(Stored data entries)

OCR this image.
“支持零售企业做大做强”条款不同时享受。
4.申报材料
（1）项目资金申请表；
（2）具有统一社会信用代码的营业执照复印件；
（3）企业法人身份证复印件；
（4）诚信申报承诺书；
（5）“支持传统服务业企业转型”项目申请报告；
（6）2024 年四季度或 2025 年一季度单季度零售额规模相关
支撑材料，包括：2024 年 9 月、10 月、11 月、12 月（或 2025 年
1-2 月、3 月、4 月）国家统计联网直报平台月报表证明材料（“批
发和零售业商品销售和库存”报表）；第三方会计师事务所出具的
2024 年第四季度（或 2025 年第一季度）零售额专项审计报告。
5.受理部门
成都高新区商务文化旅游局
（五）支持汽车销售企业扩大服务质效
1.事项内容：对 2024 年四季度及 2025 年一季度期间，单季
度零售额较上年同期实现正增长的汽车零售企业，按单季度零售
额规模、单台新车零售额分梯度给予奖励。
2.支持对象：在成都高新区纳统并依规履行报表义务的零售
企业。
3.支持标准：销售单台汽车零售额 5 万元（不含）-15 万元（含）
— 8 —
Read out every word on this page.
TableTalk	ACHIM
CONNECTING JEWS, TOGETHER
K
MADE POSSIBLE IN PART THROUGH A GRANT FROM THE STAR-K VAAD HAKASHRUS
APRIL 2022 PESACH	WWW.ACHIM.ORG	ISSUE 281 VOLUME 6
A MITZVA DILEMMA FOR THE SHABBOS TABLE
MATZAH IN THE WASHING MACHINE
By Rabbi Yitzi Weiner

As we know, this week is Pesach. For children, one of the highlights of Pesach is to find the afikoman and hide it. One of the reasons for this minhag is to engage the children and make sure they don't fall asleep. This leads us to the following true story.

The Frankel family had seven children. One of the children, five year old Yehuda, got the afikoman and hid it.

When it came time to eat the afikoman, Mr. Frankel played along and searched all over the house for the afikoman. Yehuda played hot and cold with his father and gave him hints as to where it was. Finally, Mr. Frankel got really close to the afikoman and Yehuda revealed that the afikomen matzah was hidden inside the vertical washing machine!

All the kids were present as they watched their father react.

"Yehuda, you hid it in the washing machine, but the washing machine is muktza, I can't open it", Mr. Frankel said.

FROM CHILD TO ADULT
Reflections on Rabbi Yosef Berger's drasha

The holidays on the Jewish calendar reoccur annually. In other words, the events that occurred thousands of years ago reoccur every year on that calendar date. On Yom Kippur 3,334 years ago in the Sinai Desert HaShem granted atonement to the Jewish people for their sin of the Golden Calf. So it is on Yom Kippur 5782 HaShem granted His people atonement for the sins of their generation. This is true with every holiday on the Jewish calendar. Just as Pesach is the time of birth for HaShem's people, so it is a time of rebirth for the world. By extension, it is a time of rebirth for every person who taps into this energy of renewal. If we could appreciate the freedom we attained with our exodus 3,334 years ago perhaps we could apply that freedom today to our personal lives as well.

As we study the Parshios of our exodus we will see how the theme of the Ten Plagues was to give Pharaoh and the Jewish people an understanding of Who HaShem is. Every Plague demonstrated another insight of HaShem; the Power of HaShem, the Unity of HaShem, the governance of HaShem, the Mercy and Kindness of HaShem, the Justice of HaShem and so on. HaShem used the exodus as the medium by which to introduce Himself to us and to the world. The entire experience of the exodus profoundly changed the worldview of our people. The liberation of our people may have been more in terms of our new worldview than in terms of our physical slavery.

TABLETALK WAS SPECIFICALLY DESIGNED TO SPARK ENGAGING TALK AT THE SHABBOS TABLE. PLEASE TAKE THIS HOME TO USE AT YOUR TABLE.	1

What you are asked to do: Each line of the listing should be copied exactly.

Result below:
OCR this image.
“支持零售企业做大做强”条款不同时享受。
4.申报材料
（1）项目资金申请表；
（2）具有统一社会信用代码的营业执照复印件；
（3）企业法人身份证复印件；
（4）诚信申报承诺书；
（5）“支持传统服务业企业转型”项目申请报告；
（6）2024 年四季度或 2025 年一季度单季度零售额规模相关
支撑材料，包括：2024 年 9 月、10 月、11 月、12 月（或 2025 年
1-2 月、3 月、4 月）国家统计联网直报平台月报表证明材料（“批
发和零售业商品销售和库存”报表）；第三方会计师事务所出具的
2024 年第四季度（或 2025 年第一季度）零售额专项审计报告。
5.受理部门
成都高新区商务文化旅游局
（五）支持汽车销售企业扩大服务质效
1.事项内容：对 2024 年四季度及 2025 年一季度期间，单季
度零售额较上年同期实现正增长的汽车零售企业，按单季度零售
额规模、单台新车零售额分梯度给予奖励。
2.支持对象：在成都高新区纳统并依规履行报表义务的零售
企业。
3.支持标准：销售单台汽车零售额 5 万元（不含）-15 万元（含）
— 8 —
Read out every word on this page.
TableTalk	ACHIM
CONNECTING JEWS, TOGETHER
K
MADE POSSIBLE IN PART THROUGH A GRANT FROM THE STAR-K VAAD HAKASHRUS
APRIL 2022 PESACH	WWW.ACHIM.ORG	ISSUE 281 VOLUME 6
A MITZVA DILEMMA FOR THE SHABBOS TABLE
MATZAH IN THE WASHING MACHINE
By Rabbi Yitzi Weiner

As we know, this week is Pesach. For children, one of the highlights of Pesach is to find the afikoman and hide it. One of the reasons for this minhag is to engage the children and make sure they don't fall asleep. This leads us to the following true story.

The Frankel family had seven children. One of the children, five year old Yehuda, got the afikoman and hid it.

When it came time to eat the afikoman, Mr. Frankel played along and searched all over the house for the afikoman. Yehuda played hot and cold with his father and gave him hints as to where it was. Finally, Mr. Frankel got really close to the afikoman and Yehuda revealed that the afikomen matzah was hidden inside the vertical washing machine!

All the kids were present as they watched their father react.

"Yehuda, you hid it in the washing machine, but the washing machine is muktza, I can't open it", Mr. Frankel said.

FROM CHILD TO ADULT
Reflections on Rabbi Yosef Berger's drasha

The holidays on the Jewish calendar reoccur annually. In other words, the events that occurred thousands of years ago reoccur every year on that calendar date. On Yom Kippur 3,334 years ago in the Sinai Desert HaShem granted atonement to the Jewish people for their sin of the Golden Calf. So it is on Yom Kippur 5782 HaShem granted His people atonement for the sins of their generation. This is true with every holiday on the Jewish calendar. Just as Pesach is the time of birth for HaShem's people, so it is a time of rebirth for the world. By extension, it is a time of rebirth for every person who taps into this energy of renewal. If we could appreciate the freedom we attained with our exodus 3,334 years ago perhaps we could apply that freedom today to our personal lives as well.

As we study the Parshios of our exodus we will see how the theme of the Ten Plagues was to give Pharaoh and the Jewish people an understanding of Who HaShem is. Every Plague demonstrated another insight of HaShem; the Power of HaShem, the Unity of HaShem, the governance of HaShem, the Mercy and Kindness of HaShem, the Justice of HaShem and so on. HaShem used the exodus as the medium by which to introduce Himself to us and to the world. The entire experience of the exodus profoundly changed the worldview of our people. The liberation of our people may have been more in terms of our new worldview than in terms of our physical slavery.

TABLETALK WAS SPECIFICALLY DESIGNED TO SPARK ENGAGING TALK AT THE SHABBOS TABLE. PLEASE TAKE THIS HOME TO USE AT YOUR TABLE.	1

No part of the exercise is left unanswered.